- [What is being asked]:
Go through the records underneath and count the lines that include the string "marker". Give nothing but the number.

- [Stored rows]:
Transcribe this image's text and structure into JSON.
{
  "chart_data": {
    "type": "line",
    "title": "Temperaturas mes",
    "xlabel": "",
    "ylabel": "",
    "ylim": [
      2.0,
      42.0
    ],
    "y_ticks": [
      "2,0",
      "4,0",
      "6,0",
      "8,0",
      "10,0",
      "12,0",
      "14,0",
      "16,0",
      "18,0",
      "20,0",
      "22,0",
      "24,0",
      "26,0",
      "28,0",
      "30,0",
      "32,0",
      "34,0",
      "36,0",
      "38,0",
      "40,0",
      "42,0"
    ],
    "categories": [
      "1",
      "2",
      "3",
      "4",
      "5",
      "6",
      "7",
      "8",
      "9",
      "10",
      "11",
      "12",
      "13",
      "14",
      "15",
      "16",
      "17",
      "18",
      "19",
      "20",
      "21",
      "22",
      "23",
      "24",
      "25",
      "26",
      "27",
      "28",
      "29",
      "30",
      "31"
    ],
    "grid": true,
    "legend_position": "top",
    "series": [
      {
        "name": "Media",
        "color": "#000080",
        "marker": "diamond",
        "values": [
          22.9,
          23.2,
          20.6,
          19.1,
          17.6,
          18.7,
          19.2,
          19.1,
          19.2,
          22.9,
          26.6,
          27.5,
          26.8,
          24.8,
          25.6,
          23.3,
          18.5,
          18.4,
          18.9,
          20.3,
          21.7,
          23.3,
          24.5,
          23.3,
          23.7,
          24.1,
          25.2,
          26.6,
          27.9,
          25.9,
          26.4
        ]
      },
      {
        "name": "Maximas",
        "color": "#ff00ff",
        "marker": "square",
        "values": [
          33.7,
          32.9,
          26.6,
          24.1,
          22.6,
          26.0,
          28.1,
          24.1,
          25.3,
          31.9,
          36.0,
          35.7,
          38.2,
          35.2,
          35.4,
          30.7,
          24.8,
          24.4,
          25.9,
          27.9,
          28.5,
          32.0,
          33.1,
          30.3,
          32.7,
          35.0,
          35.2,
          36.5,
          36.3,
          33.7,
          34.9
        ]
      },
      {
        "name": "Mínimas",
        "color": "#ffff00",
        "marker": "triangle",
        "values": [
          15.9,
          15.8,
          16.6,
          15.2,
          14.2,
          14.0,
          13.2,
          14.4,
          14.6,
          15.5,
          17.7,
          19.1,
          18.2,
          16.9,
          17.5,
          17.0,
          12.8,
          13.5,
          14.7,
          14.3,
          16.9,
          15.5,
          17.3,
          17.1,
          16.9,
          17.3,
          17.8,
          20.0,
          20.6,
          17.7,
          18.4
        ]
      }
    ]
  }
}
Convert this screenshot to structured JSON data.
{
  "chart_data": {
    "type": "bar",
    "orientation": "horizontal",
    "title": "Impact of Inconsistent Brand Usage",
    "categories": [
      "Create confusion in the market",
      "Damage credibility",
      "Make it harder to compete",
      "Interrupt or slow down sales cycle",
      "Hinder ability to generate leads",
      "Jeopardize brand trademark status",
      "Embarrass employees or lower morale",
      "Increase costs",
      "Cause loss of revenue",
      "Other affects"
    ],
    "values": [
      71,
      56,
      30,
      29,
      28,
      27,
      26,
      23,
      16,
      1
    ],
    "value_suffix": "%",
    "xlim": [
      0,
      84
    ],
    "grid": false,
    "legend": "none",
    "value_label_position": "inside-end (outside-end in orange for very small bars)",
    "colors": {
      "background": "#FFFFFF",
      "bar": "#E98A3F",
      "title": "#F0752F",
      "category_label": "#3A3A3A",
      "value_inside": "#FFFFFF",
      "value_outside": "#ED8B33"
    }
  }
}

- [Written reply]:
3